• **Work to do**:
Your task is to repeat all of the data exactly while excluding the pictures.
* start Exercise material *
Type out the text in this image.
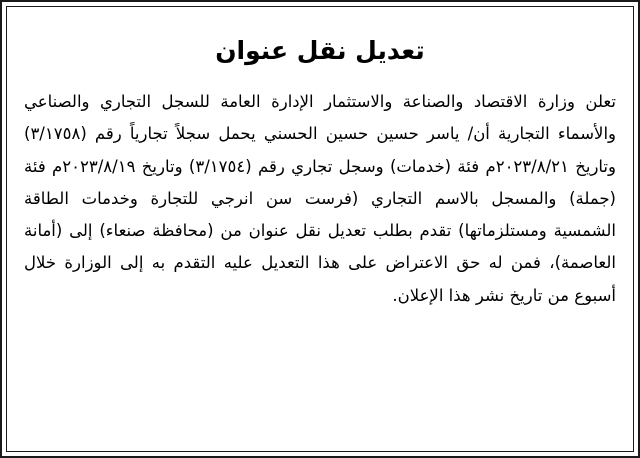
تعديل نقل عنوان
تعلن وزارة الاقتصاد والصناعة والاستثمار الإدارة العامة للسجل التجاري والصناعي والأسماء التجارية أن/ ياسر حسين حسين الحسني يحمل سجلاً تجارياً رقم (٣/١٧٥٨) وتاريخ ٢٠٢٣/٨/٢١م فئة (خدمات) وسجل تجاري رقم (٣/١٧٥٤) وتاريخ ٢٠٢٣/٨/١٩م فئة (جملة) والمسجل بالاسم التجاري (فرست سن انرجي للتجارة وخدمات الطاقة الشمسية ومستلزماتها) تقدم بطلب تعديل نقل عنوان من (محافظة صنعاء) إلى (أمانة العاصمة)، فمن له حق الاعتراض على هذا التعديل عليه التقدم به إلى الوزارة خلال أسبوع من تاريخ نشر هذا الإعلان.
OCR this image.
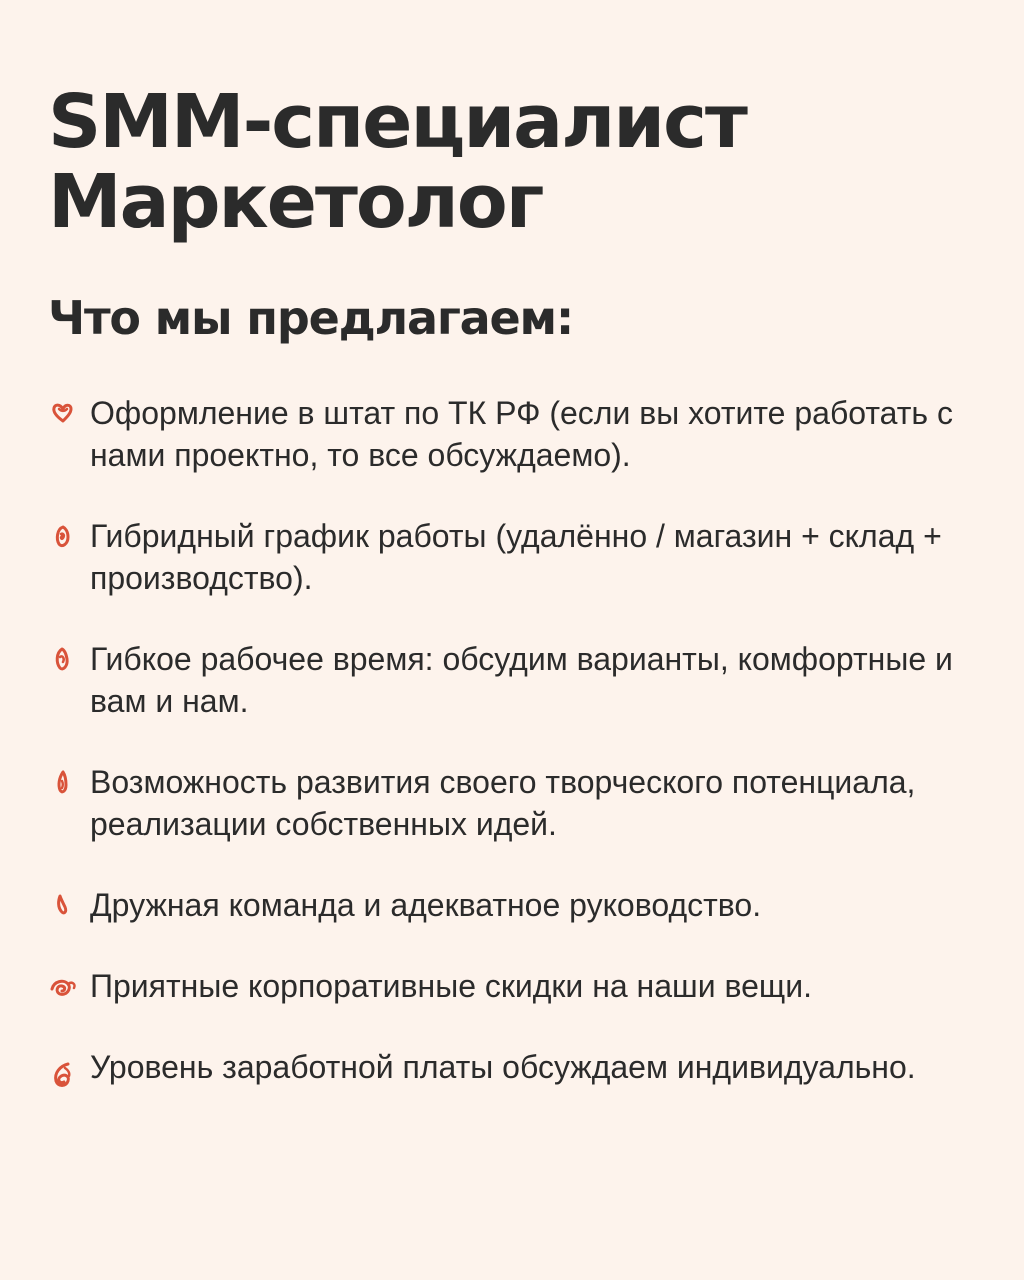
SMM-специалист
Маркетолог
Что мы предлагаем:
Оформление в штат по ТК РФ (если вы хотите работать с нами проектно, то все обсуждаемо).
Гибридный график работы (удалённо / магазин + склад + производство).
Гибкое рабочее время: обсудим варианты, комфортные и вам и нам.
Возможность развития своего творческого потенциала, реализации собственных идей.
Дружная команда и адекватное руководство.
Приятные корпоративные скидки на наши вещи.
Уровень заработной платы обсуждаем индивидуально.
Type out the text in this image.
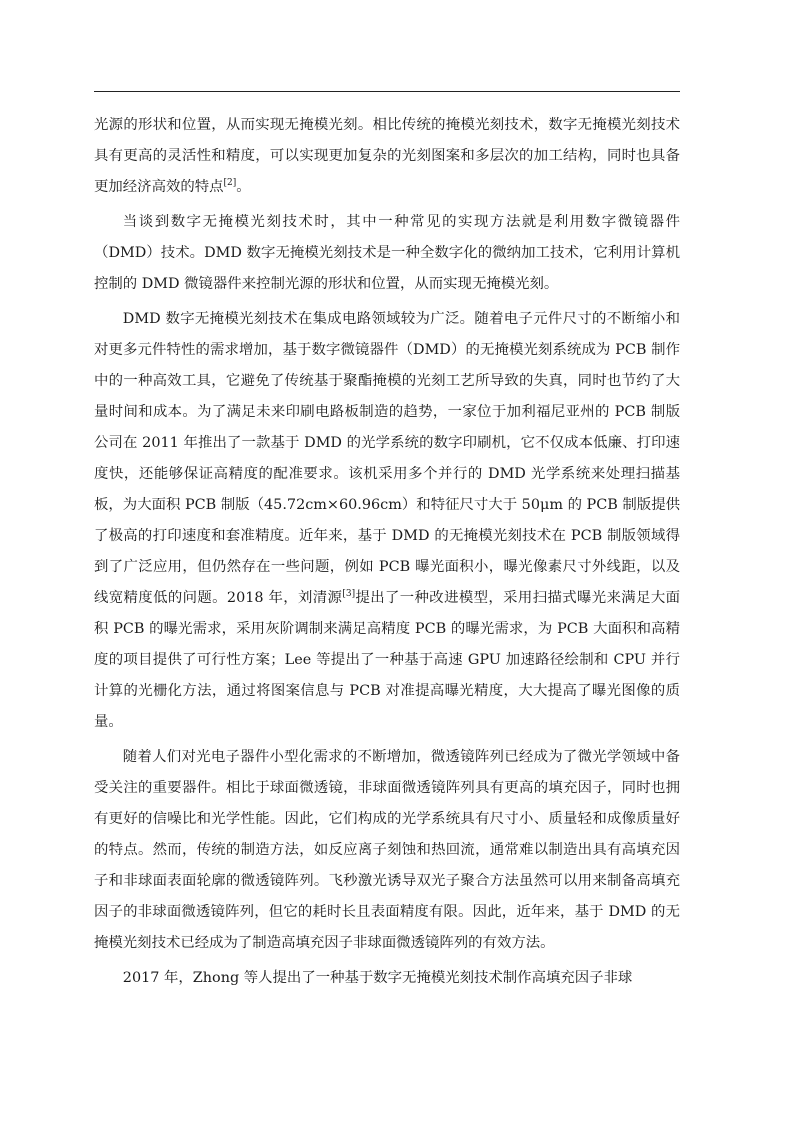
光源的形状和位置，从而实现无掩模光刻。相比传统的掩模光刻技术，数字无掩模光刻技术具有更高的灵活性和精度，可以实现更加复杂的光刻图案和多层次的加工结构，同时也具备更加经济高效的特点[2]。

当谈到数字无掩模光刻技术时，其中一种常见的实现方法就是利用数字微镜器件（DMD）技术。DMD 数字无掩模光刻技术是一种全数字化的微纳加工技术，它利用计算机控制的 DMD 微镜器件来控制光源的形状和位置，从而实现无掩模光刻。

DMD 数字无掩模光刻技术在集成电路领域较为广泛。随着电子元件尺寸的不断缩小和对更多元件特性的需求增加，基于数字微镜器件（DMD）的无掩模光刻系统成为 PCB 制作中的一种高效工具，它避免了传统基于聚酯掩模的光刻工艺所导致的失真，同时也节约了大量时间和成本。为了满足未来印刷电路板制造的趋势，一家位于加利福尼亚州的 PCB 制版公司在 2011 年推出了一款基于 DMD 的光学系统的数字印刷机，它不仅成本低廉、打印速度快，还能够保证高精度的配准要求。该机采用多个并行的 DMD 光学系统来处理扫描基板，为大面积 PCB 制版（45.72cm×60.96cm）和特征尺寸大于 50μm 的 PCB 制版提供了极高的打印速度和套准精度。近年来，基于 DMD 的无掩模光刻技术在 PCB 制版领域得到了广泛应用，但仍然存在一些问题，例如 PCB 曝光面积小，曝光像素尺寸外线距，以及线宽精度低的问题。2018 年，刘清源[3]提出了一种改进模型，采用扫描式曝光来满足大面积 PCB 的曝光需求，采用灰阶调制来满足高精度 PCB 的曝光需求，为 PCB 大面积和高精度的项目提供了可行性方案；Lee 等提出了一种基于高速 GPU 加速路径绘制和 CPU 并行计算的光栅化方法，通过将图案信息与 PCB 对准提高曝光精度，大大提高了曝光图像的质量。

随着人们对光电子器件小型化需求的不断增加，微透镜阵列已经成为了微光学领域中备受关注的重要器件。相比于球面微透镜，非球面微透镜阵列具有更高的填充因子，同时也拥有更好的信噪比和光学性能。因此，它们构成的光学系统具有尺寸小、质量轻和成像质量好的特点。然而，传统的制造方法，如反应离子刻蚀和热回流，通常难以制造出具有高填充因子和非球面表面轮廓的微透镜阵列。飞秒激光诱导双光子聚合方法虽然可以用来制备高填充因子的非球面微透镜阵列，但它的耗时长且表面精度有限。因此，近年来，基于 DMD 的无掩模光刻技术已经成为了制造高填充因子非球面微透镜阵列的有效方法。

2017 年，Zhong 等人提出了一种基于数字无掩模光刻技术制作高填充因子非球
* end Exercise material *
• **Written reply**:
Type out the text in this image.
تعديل نقل عنوان
تعلن وزارة الاقتصاد والصناعة والاستثمار الإدارة العامة للسجل التجاري والصناعي والأسماء التجارية أن/ ياسر حسين حسين الحسني يحمل سجلاً تجارياً رقم (٣/١٧٥٨) وتاريخ ٢٠٢٣/٨/٢١م فئة (خدمات) وسجل تجاري رقم (٣/١٧٥٤) وتاريخ ٢٠٢٣/٨/١٩م فئة (جملة) والمسجل بالاسم التجاري (فرست سن انرجي للتجارة وخدمات الطاقة الشمسية ومستلزماتها) تقدم بطلب تعديل نقل عنوان من (محافظة صنعاء) إلى (أمانة العاصمة)، فمن له حق الاعتراض على هذا التعديل عليه التقدم به إلى الوزارة خلال أسبوع من تاريخ نشر هذا الإعلان.
OCR this image.
SMM-специалист
Маркетолог
Что мы предлагаем:
Оформление в штат по ТК РФ (если вы хотите работать с нами проектно, то все обсуждаемо).
Гибридный график работы (удалённо / магазин + склад + производство).
Гибкое рабочее время: обсудим варианты, комфортные и вам и нам.
Возможность развития своего творческого потенциала, реализации собственных идей.
Дружная команда и адекватное руководство.
Приятные корпоративные скидки на наши вещи.
Уровень заработной платы обсуждаем индивидуально.
Type out the text in this image.
光源的形状和位置，从而实现无掩模光刻。相比传统的掩模光刻技术，数字无掩模光刻技术具有更高的灵活性和精度，可以实现更加复杂的光刻图案和多层次的加工结构，同时也具备更加经济高效的特点[2]。

当谈到数字无掩模光刻技术时，其中一种常见的实现方法就是利用数字微镜器件（DMD）技术。DMD 数字无掩模光刻技术是一种全数字化的微纳加工技术，它利用计算机控制的 DMD 微镜器件来控制光源的形状和位置，从而实现无掩模光刻。

DMD 数字无掩模光刻技术在集成电路领域较为广泛。随着电子元件尺寸的不断缩小和对更多元件特性的需求增加，基于数字微镜器件（DMD）的无掩模光刻系统成为 PCB 制作中的一种高效工具，它避免了传统基于聚酯掩模的光刻工艺所导致的失真，同时也节约了大量时间和成本。为了满足未来印刷电路板制造的趋势，一家位于加利福尼亚州的 PCB 制版公司在 2011 年推出了一款基于 DMD 的光学系统的数字印刷机，它不仅成本低廉、打印速度快，还能够保证高精度的配准要求。该机采用多个并行的 DMD 光学系统来处理扫描基板，为大面积 PCB 制版（45.72cm×60.96cm）和特征尺寸大于 50μm 的 PCB 制版提供了极高的打印速度和套准精度。近年来，基于 DMD 的无掩模光刻技术在 PCB 制版领域得到了广泛应用，但仍然存在一些问题，例如 PCB 曝光面积小，曝光像素尺寸外线距，以及线宽精度低的问题。2018 年，刘清源[3]提出了一种改进模型，采用扫描式曝光来满足大面积 PCB 的曝光需求，采用灰阶调制来满足高精度 PCB 的曝光需求，为 PCB 大面积和高精度的项目提供了可行性方案；Lee 等提出了一种基于高速 GPU 加速路径绘制和 CPU 并行计算的光栅化方法，通过将图案信息与 PCB 对准提高曝光精度，大大提高了曝光图像的质量。

随着人们对光电子器件小型化需求的不断增加，微透镜阵列已经成为了微光学领域中备受关注的重要器件。相比于球面微透镜，非球面微透镜阵列具有更高的填充因子，同时也拥有更好的信噪比和光学性能。因此，它们构成的光学系统具有尺寸小、质量轻和成像质量好的特点。然而，传统的制造方法，如反应离子刻蚀和热回流，通常难以制造出具有高填充因子和非球面表面轮廓的微透镜阵列。飞秒激光诱导双光子聚合方法虽然可以用来制备高填充因子的非球面微透镜阵列，但它的耗时长且表面精度有限。因此，近年来，基于 DMD 的无掩模光刻技术已经成为了制造高填充因子非球面微透镜阵列的有效方法。

2017 年，Zhong 等人提出了一种基于数字无掩模光刻技术制作高填充因子非球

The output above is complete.